Stored data
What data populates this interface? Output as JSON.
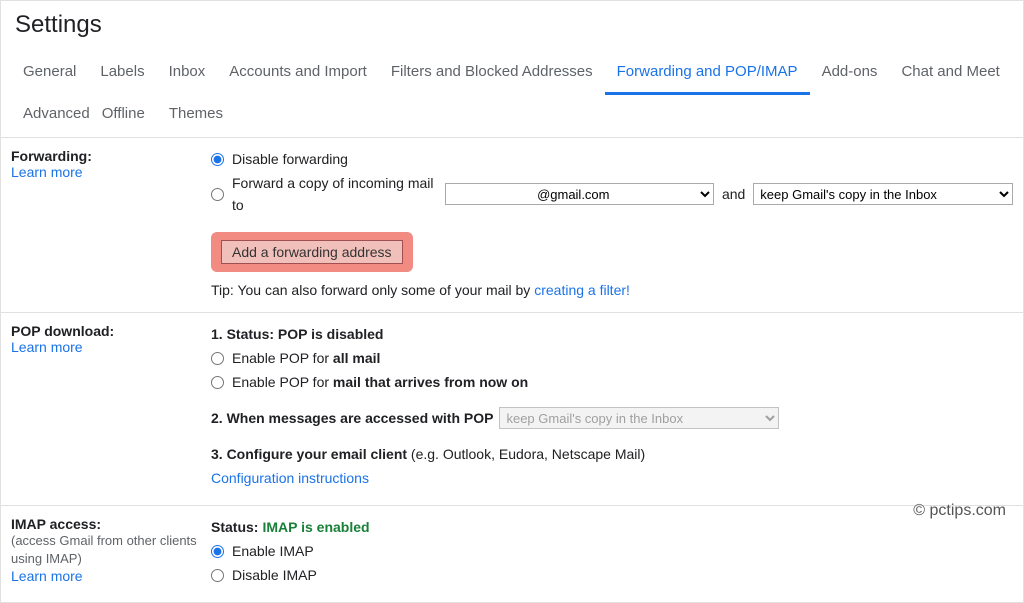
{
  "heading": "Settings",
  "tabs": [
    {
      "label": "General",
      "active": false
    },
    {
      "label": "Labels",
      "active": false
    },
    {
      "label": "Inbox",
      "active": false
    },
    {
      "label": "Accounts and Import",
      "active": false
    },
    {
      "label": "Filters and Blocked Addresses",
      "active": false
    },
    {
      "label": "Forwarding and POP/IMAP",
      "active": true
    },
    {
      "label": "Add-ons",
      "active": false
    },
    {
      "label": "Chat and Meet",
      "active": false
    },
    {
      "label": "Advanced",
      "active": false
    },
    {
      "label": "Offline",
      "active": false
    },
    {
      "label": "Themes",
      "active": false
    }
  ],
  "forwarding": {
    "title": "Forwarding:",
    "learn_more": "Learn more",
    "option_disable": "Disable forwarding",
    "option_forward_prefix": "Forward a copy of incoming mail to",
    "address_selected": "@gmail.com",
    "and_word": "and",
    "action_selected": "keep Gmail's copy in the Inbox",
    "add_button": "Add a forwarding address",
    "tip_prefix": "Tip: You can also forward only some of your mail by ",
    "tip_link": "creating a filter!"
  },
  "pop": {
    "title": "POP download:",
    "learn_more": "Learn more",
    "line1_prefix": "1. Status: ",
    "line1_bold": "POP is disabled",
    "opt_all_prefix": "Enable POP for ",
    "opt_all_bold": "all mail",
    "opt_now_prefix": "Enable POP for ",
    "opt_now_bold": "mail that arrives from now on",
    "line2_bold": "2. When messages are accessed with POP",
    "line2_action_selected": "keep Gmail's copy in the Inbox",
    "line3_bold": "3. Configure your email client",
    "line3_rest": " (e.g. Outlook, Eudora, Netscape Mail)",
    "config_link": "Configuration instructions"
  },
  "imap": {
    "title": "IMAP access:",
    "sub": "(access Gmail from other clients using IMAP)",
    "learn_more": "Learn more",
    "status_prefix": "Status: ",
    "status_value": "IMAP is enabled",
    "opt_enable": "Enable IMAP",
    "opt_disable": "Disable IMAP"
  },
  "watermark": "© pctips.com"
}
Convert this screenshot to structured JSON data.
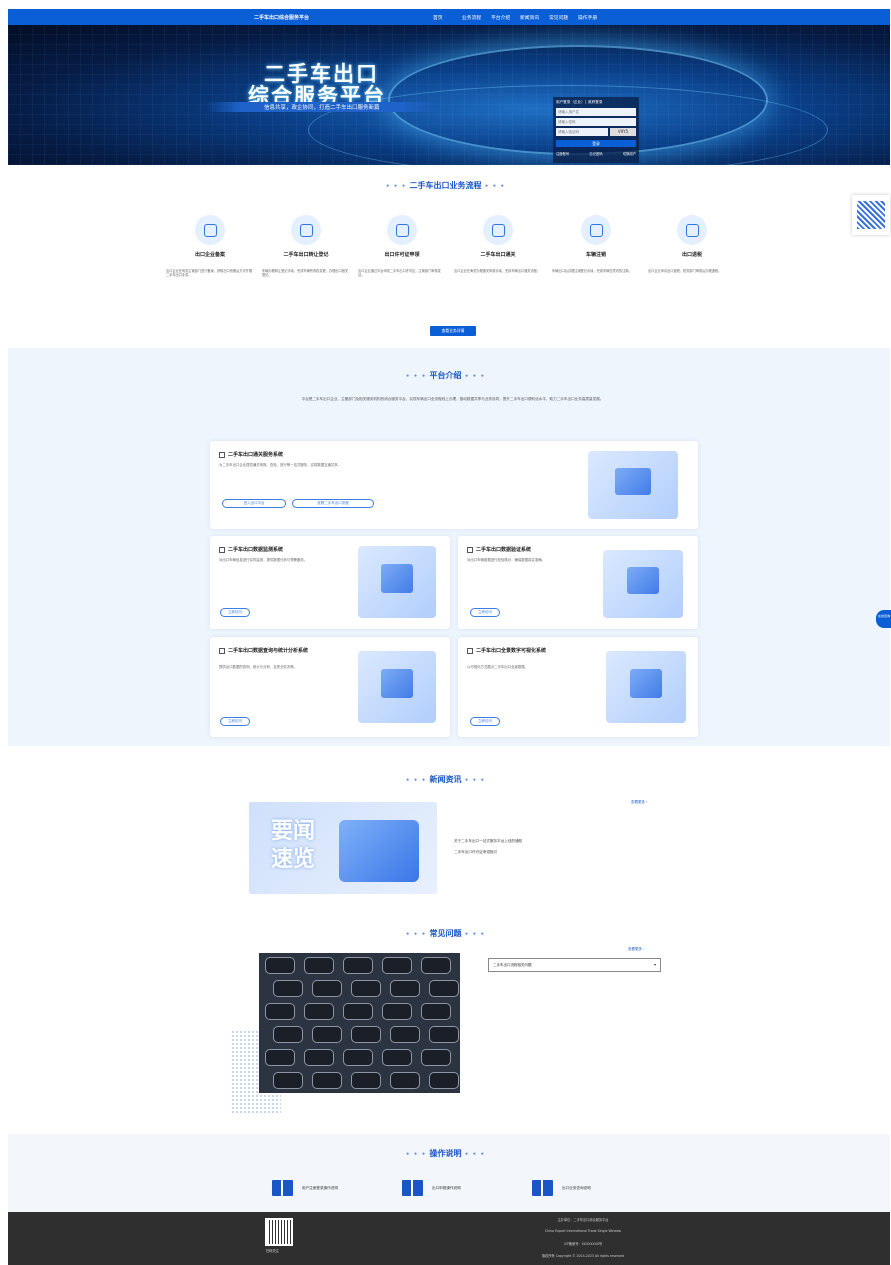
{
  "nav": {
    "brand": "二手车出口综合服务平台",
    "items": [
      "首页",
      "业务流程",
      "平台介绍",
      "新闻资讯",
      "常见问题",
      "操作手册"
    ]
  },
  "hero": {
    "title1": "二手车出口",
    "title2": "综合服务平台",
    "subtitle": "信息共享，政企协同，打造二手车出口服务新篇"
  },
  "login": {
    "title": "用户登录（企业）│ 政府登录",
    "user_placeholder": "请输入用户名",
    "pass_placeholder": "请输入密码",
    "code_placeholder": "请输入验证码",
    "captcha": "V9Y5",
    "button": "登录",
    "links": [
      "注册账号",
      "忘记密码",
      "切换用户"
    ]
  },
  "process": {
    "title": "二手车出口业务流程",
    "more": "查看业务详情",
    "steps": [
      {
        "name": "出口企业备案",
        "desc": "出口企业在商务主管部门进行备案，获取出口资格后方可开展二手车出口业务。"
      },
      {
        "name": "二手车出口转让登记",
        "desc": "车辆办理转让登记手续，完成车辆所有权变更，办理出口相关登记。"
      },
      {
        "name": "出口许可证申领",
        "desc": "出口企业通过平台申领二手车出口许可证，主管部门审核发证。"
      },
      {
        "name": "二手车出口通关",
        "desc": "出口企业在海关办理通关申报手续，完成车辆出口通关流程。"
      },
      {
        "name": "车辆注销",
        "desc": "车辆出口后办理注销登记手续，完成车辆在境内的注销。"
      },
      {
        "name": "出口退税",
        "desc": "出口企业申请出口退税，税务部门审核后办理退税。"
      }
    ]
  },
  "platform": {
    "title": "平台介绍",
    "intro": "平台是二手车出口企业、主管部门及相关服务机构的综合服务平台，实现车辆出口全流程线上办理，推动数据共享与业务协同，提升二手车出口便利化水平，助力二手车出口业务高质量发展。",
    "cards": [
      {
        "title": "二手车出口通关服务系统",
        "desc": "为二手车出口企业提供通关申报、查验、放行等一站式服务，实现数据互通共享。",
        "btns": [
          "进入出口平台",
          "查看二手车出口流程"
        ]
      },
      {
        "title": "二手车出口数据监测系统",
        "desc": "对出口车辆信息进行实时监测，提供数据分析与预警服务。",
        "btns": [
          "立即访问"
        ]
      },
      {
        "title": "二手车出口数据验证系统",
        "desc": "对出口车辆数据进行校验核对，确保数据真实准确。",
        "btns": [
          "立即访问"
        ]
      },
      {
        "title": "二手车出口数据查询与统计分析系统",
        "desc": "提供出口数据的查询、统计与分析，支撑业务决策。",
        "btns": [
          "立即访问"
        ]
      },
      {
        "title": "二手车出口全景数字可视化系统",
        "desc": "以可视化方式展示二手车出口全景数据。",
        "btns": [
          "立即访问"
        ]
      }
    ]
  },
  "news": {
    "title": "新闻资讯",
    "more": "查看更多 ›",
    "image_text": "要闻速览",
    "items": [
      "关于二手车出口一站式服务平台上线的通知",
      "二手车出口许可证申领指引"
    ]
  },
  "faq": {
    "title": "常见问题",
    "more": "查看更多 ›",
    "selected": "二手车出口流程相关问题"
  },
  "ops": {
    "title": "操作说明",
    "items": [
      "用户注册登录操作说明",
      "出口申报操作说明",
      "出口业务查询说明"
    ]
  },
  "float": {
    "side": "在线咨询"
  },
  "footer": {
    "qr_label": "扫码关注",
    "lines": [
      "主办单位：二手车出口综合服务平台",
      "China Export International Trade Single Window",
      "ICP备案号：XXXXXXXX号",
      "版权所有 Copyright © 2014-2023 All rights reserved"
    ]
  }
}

* _Written request_
Omit every picture while copying the listing above exactly.

* _Written answer_
What data populates this interface? Output as JSON.
{
  "heading": "Settings",
  "tabs": [
    {
      "label": "General",
      "active": false
    },
    {
      "label": "Labels",
      "active": false
    },
    {
      "label": "Inbox",
      "active": false
    },
    {
      "label": "Accounts and Import",
      "active": false
    },
    {
      "label": "Filters and Blocked Addresses",
      "active": false
    },
    {
      "label": "Forwarding and POP/IMAP",
      "active": true
    },
    {
      "label": "Add-ons",
      "active": false
    },
    {
      "label": "Chat and Meet",
      "active": false
    },
    {
      "label": "Advanced",
      "active": false
    },
    {
      "label": "Offline",
      "active": false
    },
    {
      "label": "Themes",
      "active": false
    }
  ],
  "forwarding": {
    "title": "Forwarding:",
    "learn_more": "Learn more",
    "option_disable": "Disable forwarding",
    "option_forward_prefix": "Forward a copy of incoming mail to",
    "address_selected": "@gmail.com",
    "and_word": "and",
    "action_selected": "keep Gmail's copy in the Inbox",
    "add_button": "Add a forwarding address",
    "tip_prefix": "Tip: You can also forward only some of your mail by ",
    "tip_link": "creating a filter!"
  },
  "pop": {
    "title": "POP download:",
    "learn_more": "Learn more",
    "line1_prefix": "1. Status: ",
    "line1_bold": "POP is disabled",
    "opt_all_prefix": "Enable POP for ",
    "opt_all_bold": "all mail",
    "opt_now_prefix": "Enable POP for ",
    "opt_now_bold": "mail that arrives from now on",
    "line2_bold": "2. When messages are accessed with POP",
    "line2_action_selected": "keep Gmail's copy in the Inbox",
    "line3_bold": "3. Configure your email client",
    "line3_rest": " (e.g. Outlook, Eudora, Netscape Mail)",
    "config_link": "Configuration instructions"
  },
  "imap": {
    "title": "IMAP access:",
    "sub": "(access Gmail from other clients using IMAP)",
    "learn_more": "Learn more",
    "status_prefix": "Status: ",
    "status_value": "IMAP is enabled",
    "opt_enable": "Enable IMAP",
    "opt_disable": "Disable IMAP"
  },
  "watermark": "© pctips.com"
}
Convert this screenshot to structured JSON data.
{
  "nav": {
    "brand": "二手车出口综合服务平台",
    "items": [
      "首页",
      "业务流程",
      "平台介绍",
      "新闻资讯",
      "常见问题",
      "操作手册"
    ]
  },
  "hero": {
    "title1": "二手车出口",
    "title2": "综合服务平台",
    "subtitle": "信息共享，政企协同，打造二手车出口服务新篇"
  },
  "login": {
    "title": "用户登录（企业）│ 政府登录",
    "user_placeholder": "请输入用户名",
    "pass_placeholder": "请输入密码",
    "code_placeholder": "请输入验证码",
    "captcha": "V9Y5",
    "button": "登录",
    "links": [
      "注册账号",
      "忘记密码",
      "切换用户"
    ]
  },
  "process": {
    "title": "二手车出口业务流程",
    "more": "查看业务详情",
    "steps": [
      {
        "name": "出口企业备案",
        "desc": "出口企业在商务主管部门进行备案，获取出口资格后方可开展二手车出口业务。"
      },
      {
        "name": "二手车出口转让登记",
        "desc": "车辆办理转让登记手续，完成车辆所有权变更，办理出口相关登记。"
      },
      {
        "name": "出口许可证申领",
        "desc": "出口企业通过平台申领二手车出口许可证，主管部门审核发证。"
      },
      {
        "name": "二手车出口通关",
        "desc": "出口企业在海关办理通关申报手续，完成车辆出口通关流程。"
      },
      {
        "name": "车辆注销",
        "desc": "车辆出口后办理注销登记手续，完成车辆在境内的注销。"
      },
      {
        "name": "出口退税",
        "desc": "出口企业申请出口退税，税务部门审核后办理退税。"
      }
    ]
  },
  "platform": {
    "title": "平台介绍",
    "intro": "平台是二手车出口企业、主管部门及相关服务机构的综合服务平台，实现车辆出口全流程线上办理，推动数据共享与业务协同，提升二手车出口便利化水平，助力二手车出口业务高质量发展。",
    "cards": [
      {
        "title": "二手车出口通关服务系统",
        "desc": "为二手车出口企业提供通关申报、查验、放行等一站式服务，实现数据互通共享。",
        "btns": [
          "进入出口平台",
          "查看二手车出口流程"
        ]
      },
      {
        "title": "二手车出口数据监测系统",
        "desc": "对出口车辆信息进行实时监测，提供数据分析与预警服务。",
        "btns": [
          "立即访问"
        ]
      },
      {
        "title": "二手车出口数据验证系统",
        "desc": "对出口车辆数据进行校验核对，确保数据真实准确。",
        "btns": [
          "立即访问"
        ]
      },
      {
        "title": "二手车出口数据查询与统计分析系统",
        "desc": "提供出口数据的查询、统计与分析，支撑业务决策。",
        "btns": [
          "立即访问"
        ]
      },
      {
        "title": "二手车出口全景数字可视化系统",
        "desc": "以可视化方式展示二手车出口全景数据。",
        "btns": [
          "立即访问"
        ]
      }
    ]
  },
  "news": {
    "title": "新闻资讯",
    "more": "查看更多 ›",
    "image_text": "要闻速览",
    "items": [
      "关于二手车出口一站式服务平台上线的通知",
      "二手车出口许可证申领指引"
    ]
  },
  "faq": {
    "title": "常见问题",
    "more": "查看更多 ›",
    "selected": "二手车出口流程相关问题"
  },
  "ops": {
    "title": "操作说明",
    "items": [
      "用户注册登录操作说明",
      "出口申报操作说明",
      "出口业务查询说明"
    ]
  },
  "float": {
    "side": "在线咨询"
  },
  "footer": {
    "qr_label": "扫码关注",
    "lines": [
      "主办单位：二手车出口综合服务平台",
      "China Export International Trade Single Window",
      "ICP备案号：XXXXXXXX号",
      "版权所有 Copyright © 2014-2023 All rights reserved"
    ]
  }
}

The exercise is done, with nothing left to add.